→ **PROBLEM STATEMENT**:
Type the records out again in full, exactly.

Start DATA PROVIDED

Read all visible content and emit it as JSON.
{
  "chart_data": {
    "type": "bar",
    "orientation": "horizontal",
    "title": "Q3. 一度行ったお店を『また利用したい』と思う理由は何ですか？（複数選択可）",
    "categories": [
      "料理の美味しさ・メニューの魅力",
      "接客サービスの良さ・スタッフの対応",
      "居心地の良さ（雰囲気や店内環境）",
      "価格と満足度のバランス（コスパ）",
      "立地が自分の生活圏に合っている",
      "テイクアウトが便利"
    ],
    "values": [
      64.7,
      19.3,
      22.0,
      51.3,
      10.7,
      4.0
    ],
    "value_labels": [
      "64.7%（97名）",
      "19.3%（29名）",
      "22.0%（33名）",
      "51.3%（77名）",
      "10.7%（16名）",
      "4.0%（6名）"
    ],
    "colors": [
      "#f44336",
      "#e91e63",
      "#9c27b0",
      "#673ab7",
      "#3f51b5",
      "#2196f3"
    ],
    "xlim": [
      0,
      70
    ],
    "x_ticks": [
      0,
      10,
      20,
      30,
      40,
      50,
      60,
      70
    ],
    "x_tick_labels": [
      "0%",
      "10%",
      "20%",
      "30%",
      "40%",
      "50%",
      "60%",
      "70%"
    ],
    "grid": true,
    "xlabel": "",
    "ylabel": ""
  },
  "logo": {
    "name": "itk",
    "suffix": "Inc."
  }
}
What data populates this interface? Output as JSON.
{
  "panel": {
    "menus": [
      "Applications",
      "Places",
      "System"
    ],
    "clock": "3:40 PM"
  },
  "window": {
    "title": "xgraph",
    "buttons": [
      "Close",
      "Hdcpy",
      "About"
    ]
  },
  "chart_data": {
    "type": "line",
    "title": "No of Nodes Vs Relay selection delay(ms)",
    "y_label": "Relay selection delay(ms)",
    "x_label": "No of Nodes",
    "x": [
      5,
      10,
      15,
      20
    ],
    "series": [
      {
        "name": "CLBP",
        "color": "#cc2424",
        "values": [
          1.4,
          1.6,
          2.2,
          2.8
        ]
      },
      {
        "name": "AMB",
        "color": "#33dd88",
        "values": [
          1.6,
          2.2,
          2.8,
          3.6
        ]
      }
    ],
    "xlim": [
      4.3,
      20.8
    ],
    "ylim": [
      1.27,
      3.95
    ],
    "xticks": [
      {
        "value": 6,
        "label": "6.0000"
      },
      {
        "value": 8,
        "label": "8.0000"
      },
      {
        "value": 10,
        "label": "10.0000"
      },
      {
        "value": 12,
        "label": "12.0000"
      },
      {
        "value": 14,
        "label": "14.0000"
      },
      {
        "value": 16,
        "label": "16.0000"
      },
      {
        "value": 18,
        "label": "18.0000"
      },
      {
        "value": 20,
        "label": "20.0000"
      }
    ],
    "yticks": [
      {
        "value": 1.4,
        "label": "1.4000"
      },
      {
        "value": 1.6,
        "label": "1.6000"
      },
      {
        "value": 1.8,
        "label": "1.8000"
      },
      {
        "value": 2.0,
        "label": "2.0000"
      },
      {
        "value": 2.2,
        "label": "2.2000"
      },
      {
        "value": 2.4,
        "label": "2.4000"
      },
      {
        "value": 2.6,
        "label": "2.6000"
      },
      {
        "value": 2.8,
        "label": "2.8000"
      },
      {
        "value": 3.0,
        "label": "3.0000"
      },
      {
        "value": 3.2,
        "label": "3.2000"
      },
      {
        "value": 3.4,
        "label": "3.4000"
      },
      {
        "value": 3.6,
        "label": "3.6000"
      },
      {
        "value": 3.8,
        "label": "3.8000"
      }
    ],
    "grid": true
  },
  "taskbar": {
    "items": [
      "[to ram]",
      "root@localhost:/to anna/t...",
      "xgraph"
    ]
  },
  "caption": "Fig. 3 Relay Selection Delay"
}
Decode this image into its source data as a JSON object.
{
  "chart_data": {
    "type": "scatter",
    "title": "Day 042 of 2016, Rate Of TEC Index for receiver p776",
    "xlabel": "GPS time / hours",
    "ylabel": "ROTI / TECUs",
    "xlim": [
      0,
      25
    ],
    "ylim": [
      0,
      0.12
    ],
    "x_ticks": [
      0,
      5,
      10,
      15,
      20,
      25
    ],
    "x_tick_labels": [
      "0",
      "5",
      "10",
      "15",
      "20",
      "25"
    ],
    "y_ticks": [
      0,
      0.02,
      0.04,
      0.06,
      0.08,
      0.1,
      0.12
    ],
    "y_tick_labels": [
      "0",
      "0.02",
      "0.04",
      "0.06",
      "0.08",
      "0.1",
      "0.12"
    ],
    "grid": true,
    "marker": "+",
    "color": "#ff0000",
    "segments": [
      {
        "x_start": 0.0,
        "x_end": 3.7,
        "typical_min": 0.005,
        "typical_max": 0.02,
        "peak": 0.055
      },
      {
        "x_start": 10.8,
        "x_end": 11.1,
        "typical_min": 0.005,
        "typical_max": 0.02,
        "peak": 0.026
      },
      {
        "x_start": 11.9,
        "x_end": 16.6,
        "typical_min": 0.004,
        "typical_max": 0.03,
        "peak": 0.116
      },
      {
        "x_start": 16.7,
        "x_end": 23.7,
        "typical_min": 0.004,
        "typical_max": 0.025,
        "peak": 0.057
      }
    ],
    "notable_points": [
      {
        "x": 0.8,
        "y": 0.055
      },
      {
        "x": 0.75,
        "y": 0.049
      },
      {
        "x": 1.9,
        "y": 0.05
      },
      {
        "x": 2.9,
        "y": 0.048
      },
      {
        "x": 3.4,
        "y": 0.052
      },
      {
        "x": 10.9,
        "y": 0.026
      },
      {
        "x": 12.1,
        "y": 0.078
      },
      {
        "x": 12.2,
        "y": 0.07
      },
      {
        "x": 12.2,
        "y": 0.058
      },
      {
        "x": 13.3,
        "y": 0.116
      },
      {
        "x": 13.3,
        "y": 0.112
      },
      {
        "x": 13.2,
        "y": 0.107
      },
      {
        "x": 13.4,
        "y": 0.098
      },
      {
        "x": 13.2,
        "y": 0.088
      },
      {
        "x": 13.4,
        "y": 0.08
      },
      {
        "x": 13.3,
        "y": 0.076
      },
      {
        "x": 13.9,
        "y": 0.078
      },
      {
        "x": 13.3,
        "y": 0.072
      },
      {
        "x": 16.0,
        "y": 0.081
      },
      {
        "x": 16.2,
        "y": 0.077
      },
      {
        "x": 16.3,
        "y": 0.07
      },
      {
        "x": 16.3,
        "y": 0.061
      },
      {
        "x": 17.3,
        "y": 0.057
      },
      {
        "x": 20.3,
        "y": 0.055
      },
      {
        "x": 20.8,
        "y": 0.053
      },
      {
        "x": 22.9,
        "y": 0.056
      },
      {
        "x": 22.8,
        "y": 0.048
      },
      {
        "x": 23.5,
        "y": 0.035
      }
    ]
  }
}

End DATA PROVIDED

→ **WRITTEN REPLY**:
Read all visible content and emit it as JSON.
{
  "chart_data": {
    "type": "bar",
    "orientation": "horizontal",
    "title": "Q3. 一度行ったお店を『また利用したい』と思う理由は何ですか？（複数選択可）",
    "categories": [
      "料理の美味しさ・メニューの魅力",
      "接客サービスの良さ・スタッフの対応",
      "居心地の良さ（雰囲気や店内環境）",
      "価格と満足度のバランス（コスパ）",
      "立地が自分の生活圏に合っている",
      "テイクアウトが便利"
    ],
    "values": [
      64.7,
      19.3,
      22.0,
      51.3,
      10.7,
      4.0
    ],
    "value_labels": [
      "64.7%（97名）",
      "19.3%（29名）",
      "22.0%（33名）",
      "51.3%（77名）",
      "10.7%（16名）",
      "4.0%（6名）"
    ],
    "colors": [
      "#f44336",
      "#e91e63",
      "#9c27b0",
      "#673ab7",
      "#3f51b5",
      "#2196f3"
    ],
    "xlim": [
      0,
      70
    ],
    "x_ticks": [
      0,
      10,
      20,
      30,
      40,
      50,
      60,
      70
    ],
    "x_tick_labels": [
      "0%",
      "10%",
      "20%",
      "30%",
      "40%",
      "50%",
      "60%",
      "70%"
    ],
    "grid": true,
    "xlabel": "",
    "ylabel": ""
  },
  "logo": {
    "name": "itk",
    "suffix": "Inc."
  }
}
What data populates this interface? Output as JSON.
{
  "panel": {
    "menus": [
      "Applications",
      "Places",
      "System"
    ],
    "clock": "3:40 PM"
  },
  "window": {
    "title": "xgraph",
    "buttons": [
      "Close",
      "Hdcpy",
      "About"
    ]
  },
  "chart_data": {
    "type": "line",
    "title": "No of Nodes Vs Relay selection delay(ms)",
    "y_label": "Relay selection delay(ms)",
    "x_label": "No of Nodes",
    "x": [
      5,
      10,
      15,
      20
    ],
    "series": [
      {
        "name": "CLBP",
        "color": "#cc2424",
        "values": [
          1.4,
          1.6,
          2.2,
          2.8
        ]
      },
      {
        "name": "AMB",
        "color": "#33dd88",
        "values": [
          1.6,
          2.2,
          2.8,
          3.6
        ]
      }
    ],
    "xlim": [
      4.3,
      20.8
    ],
    "ylim": [
      1.27,
      3.95
    ],
    "xticks": [
      {
        "value": 6,
        "label": "6.0000"
      },
      {
        "value": 8,
        "label": "8.0000"
      },
      {
        "value": 10,
        "label": "10.0000"
      },
      {
        "value": 12,
        "label": "12.0000"
      },
      {
        "value": 14,
        "label": "14.0000"
      },
      {
        "value": 16,
        "label": "16.0000"
      },
      {
        "value": 18,
        "label": "18.0000"
      },
      {
        "value": 20,
        "label": "20.0000"
      }
    ],
    "yticks": [
      {
        "value": 1.4,
        "label": "1.4000"
      },
      {
        "value": 1.6,
        "label": "1.6000"
      },
      {
        "value": 1.8,
        "label": "1.8000"
      },
      {
        "value": 2.0,
        "label": "2.0000"
      },
      {
        "value": 2.2,
        "label": "2.2000"
      },
      {
        "value": 2.4,
        "label": "2.4000"
      },
      {
        "value": 2.6,
        "label": "2.6000"
      },
      {
        "value": 2.8,
        "label": "2.8000"
      },
      {
        "value": 3.0,
        "label": "3.0000"
      },
      {
        "value": 3.2,
        "label": "3.2000"
      },
      {
        "value": 3.4,
        "label": "3.4000"
      },
      {
        "value": 3.6,
        "label": "3.6000"
      },
      {
        "value": 3.8,
        "label": "3.8000"
      }
    ],
    "grid": true
  },
  "taskbar": {
    "items": [
      "[to ram]",
      "root@localhost:/to anna/t...",
      "xgraph"
    ]
  },
  "caption": "Fig. 3 Relay Selection Delay"
}
Decode this image into its source data as a JSON object.
{
  "chart_data": {
    "type": "scatter",
    "title": "Day 042 of 2016, Rate Of TEC Index for receiver p776",
    "xlabel": "GPS time / hours",
    "ylabel": "ROTI / TECUs",
    "xlim": [
      0,
      25
    ],
    "ylim": [
      0,
      0.12
    ],
    "x_ticks": [
      0,
      5,
      10,
      15,
      20,
      25
    ],
    "x_tick_labels": [
      "0",
      "5",
      "10",
      "15",
      "20",
      "25"
    ],
    "y_ticks": [
      0,
      0.02,
      0.04,
      0.06,
      0.08,
      0.1,
      0.12
    ],
    "y_tick_labels": [
      "0",
      "0.02",
      "0.04",
      "0.06",
      "0.08",
      "0.1",
      "0.12"
    ],
    "grid": true,
    "marker": "+",
    "color": "#ff0000",
    "segments": [
      {
        "x_start": 0.0,
        "x_end": 3.7,
        "typical_min": 0.005,
        "typical_max": 0.02,
        "peak": 0.055
      },
      {
        "x_start": 10.8,
        "x_end": 11.1,
        "typical_min": 0.005,
        "typical_max": 0.02,
        "peak": 0.026
      },
      {
        "x_start": 11.9,
        "x_end": 16.6,
        "typical_min": 0.004,
        "typical_max": 0.03,
        "peak": 0.116
      },
      {
        "x_start": 16.7,
        "x_end": 23.7,
        "typical_min": 0.004,
        "typical_max": 0.025,
        "peak": 0.057
      }
    ],
    "notable_points": [
      {
        "x": 0.8,
        "y": 0.055
      },
      {
        "x": 0.75,
        "y": 0.049
      },
      {
        "x": 1.9,
        "y": 0.05
      },
      {
        "x": 2.9,
        "y": 0.048
      },
      {
        "x": 3.4,
        "y": 0.052
      },
      {
        "x": 10.9,
        "y": 0.026
      },
      {
        "x": 12.1,
        "y": 0.078
      },
      {
        "x": 12.2,
        "y": 0.07
      },
      {
        "x": 12.2,
        "y": 0.058
      },
      {
        "x": 13.3,
        "y": 0.116
      },
      {
        "x": 13.3,
        "y": 0.112
      },
      {
        "x": 13.2,
        "y": 0.107
      },
      {
        "x": 13.4,
        "y": 0.098
      },
      {
        "x": 13.2,
        "y": 0.088
      },
      {
        "x": 13.4,
        "y": 0.08
      },
      {
        "x": 13.3,
        "y": 0.076
      },
      {
        "x": 13.9,
        "y": 0.078
      },
      {
        "x": 13.3,
        "y": 0.072
      },
      {
        "x": 16.0,
        "y": 0.081
      },
      {
        "x": 16.2,
        "y": 0.077
      },
      {
        "x": 16.3,
        "y": 0.07
      },
      {
        "x": 16.3,
        "y": 0.061
      },
      {
        "x": 17.3,
        "y": 0.057
      },
      {
        "x": 20.3,
        "y": 0.055
      },
      {
        "x": 20.8,
        "y": 0.053
      },
      {
        "x": 22.9,
        "y": 0.056
      },
      {
        "x": 22.8,
        "y": 0.048
      },
      {
        "x": 23.5,
        "y": 0.035
      }
    ]
  }
}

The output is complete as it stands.